[Raw records]
##########

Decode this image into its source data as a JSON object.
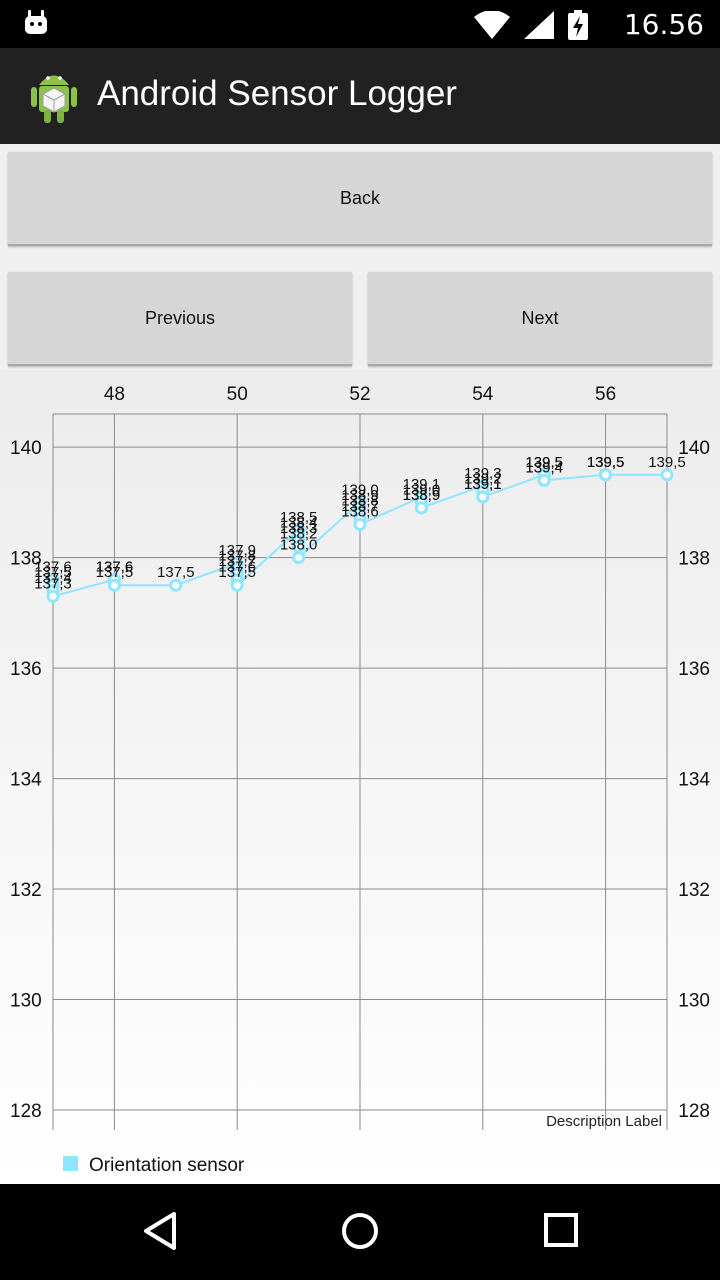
{
  "status_bar": {
    "time": "16.56"
  },
  "action_bar": {
    "title": "Android Sensor Logger"
  },
  "buttons": {
    "back": "Back",
    "previous": "Previous",
    "next": "Next"
  },
  "chart_data": {
    "type": "line",
    "title": "",
    "xlabel": "",
    "ylabel": "",
    "description_label": "Description Label",
    "x_ticks": [
      "48",
      "50",
      "52",
      "54",
      "56"
    ],
    "y_ticks": [
      "128",
      "130",
      "132",
      "134",
      "136",
      "138",
      "140"
    ],
    "xlim": [
      47,
      57
    ],
    "ylim": [
      128,
      140.6
    ],
    "grid": true,
    "legend_position": "bottom-left",
    "series": [
      {
        "name": "Orientation sensor",
        "color": "#8ee6ff",
        "x": [
          47,
          47,
          47,
          47,
          48,
          48,
          48,
          49,
          50,
          50,
          50,
          50,
          50,
          51,
          51,
          51,
          51,
          51,
          52,
          52,
          52,
          52,
          52,
          53,
          53,
          53,
          53,
          54,
          54,
          54,
          54,
          55,
          55,
          55,
          55,
          56,
          56,
          56,
          57
        ],
        "y": [
          137.6,
          137.5,
          137.4,
          137.3,
          137.6,
          137.6,
          137.5,
          137.5,
          137.9,
          137.8,
          137.7,
          137.6,
          137.5,
          138.5,
          138.4,
          138.3,
          138.2,
          138.0,
          139.0,
          138.9,
          138.8,
          138.7,
          138.6,
          139.1,
          139.0,
          138.9,
          138.9,
          139.3,
          139.2,
          139.1,
          139.1,
          139.5,
          139.5,
          139.4,
          139.4,
          139.5,
          139.5,
          139.5,
          139.5
        ],
        "labels": [
          "137,6",
          "137,5",
          "137,4",
          "137,3",
          "137,6",
          "137,6",
          "137,5",
          "137,5",
          "137,9",
          "137,8",
          "137,7",
          "137,6",
          "137,5",
          "138,5",
          "138,4",
          "138,3",
          "138,2",
          "138,0",
          "139,0",
          "138,9",
          "138,8",
          "138,7",
          "138,6",
          "139,1",
          "139,0",
          "138,9",
          "138,9",
          "139,3",
          "139,2",
          "139,1",
          "139,1",
          "139,5",
          "139,5",
          "139,4",
          "139,4",
          "139,5",
          "139,5",
          "139,5",
          "139,5"
        ]
      }
    ]
  }
}
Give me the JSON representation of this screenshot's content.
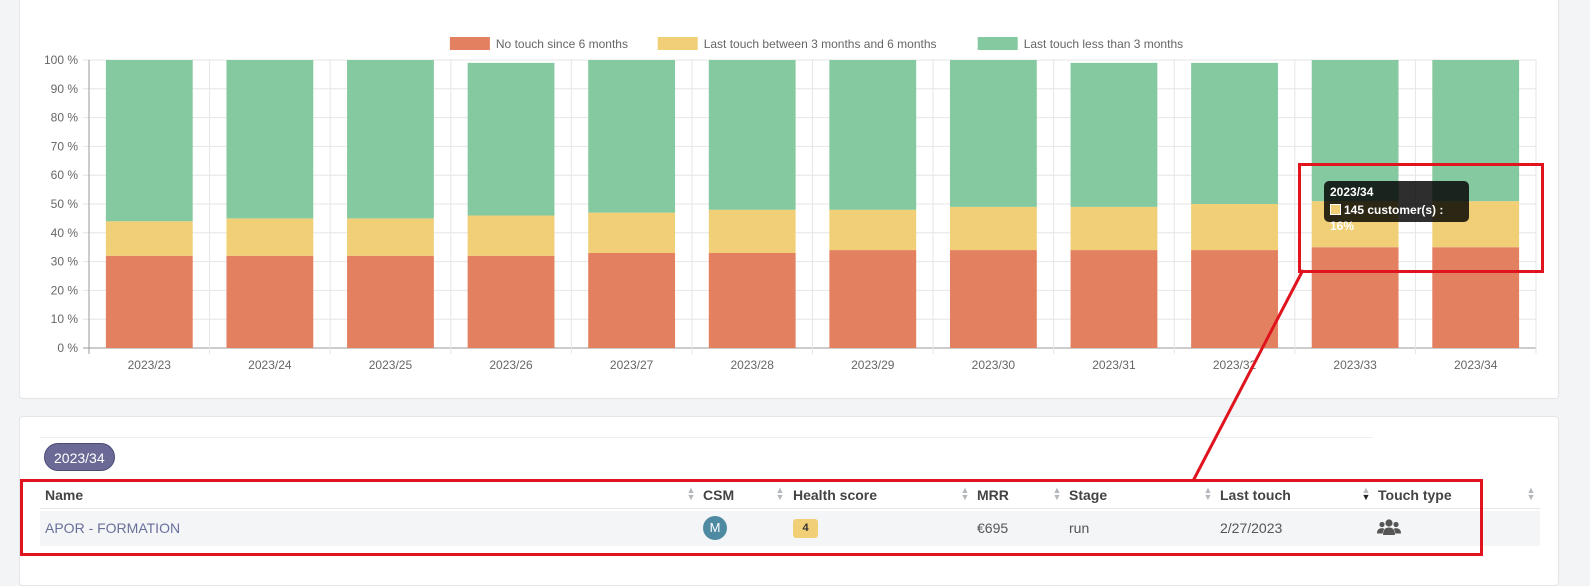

##########

What you need to do →
Output each line exactly; omit every picture.

Written solution →
Decode this image into its source data as a JSON object.
{
  "status_bar": {
    "time": "16.56"
  },
  "action_bar": {
    "title": "Android Sensor Logger"
  },
  "buttons": {
    "back": "Back",
    "previous": "Previous",
    "next": "Next"
  },
  "chart_data": {
    "type": "line",
    "title": "",
    "xlabel": "",
    "ylabel": "",
    "description_label": "Description Label",
    "x_ticks": [
      "48",
      "50",
      "52",
      "54",
      "56"
    ],
    "y_ticks": [
      "128",
      "130",
      "132",
      "134",
      "136",
      "138",
      "140"
    ],
    "xlim": [
      47,
      57
    ],
    "ylim": [
      128,
      140.6
    ],
    "grid": true,
    "legend_position": "bottom-left",
    "series": [
      {
        "name": "Orientation sensor",
        "color": "#8ee6ff",
        "x": [
          47,
          47,
          47,
          47,
          48,
          48,
          48,
          49,
          50,
          50,
          50,
          50,
          50,
          51,
          51,
          51,
          51,
          51,
          52,
          52,
          52,
          52,
          52,
          53,
          53,
          53,
          53,
          54,
          54,
          54,
          54,
          55,
          55,
          55,
          55,
          56,
          56,
          56,
          57
        ],
        "y": [
          137.6,
          137.5,
          137.4,
          137.3,
          137.6,
          137.6,
          137.5,
          137.5,
          137.9,
          137.8,
          137.7,
          137.6,
          137.5,
          138.5,
          138.4,
          138.3,
          138.2,
          138.0,
          139.0,
          138.9,
          138.8,
          138.7,
          138.6,
          139.1,
          139.0,
          138.9,
          138.9,
          139.3,
          139.2,
          139.1,
          139.1,
          139.5,
          139.5,
          139.4,
          139.4,
          139.5,
          139.5,
          139.5,
          139.5
        ],
        "labels": [
          "137,6",
          "137,5",
          "137,4",
          "137,3",
          "137,6",
          "137,6",
          "137,5",
          "137,5",
          "137,9",
          "137,8",
          "137,7",
          "137,6",
          "137,5",
          "138,5",
          "138,4",
          "138,3",
          "138,2",
          "138,0",
          "139,0",
          "138,9",
          "138,8",
          "138,7",
          "138,6",
          "139,1",
          "139,0",
          "138,9",
          "138,9",
          "139,3",
          "139,2",
          "139,1",
          "139,1",
          "139,5",
          "139,5",
          "139,4",
          "139,4",
          "139,5",
          "139,5",
          "139,5",
          "139,5"
        ]
      }
    ]
  }
}
Give me the JSON representation of this screenshot's content.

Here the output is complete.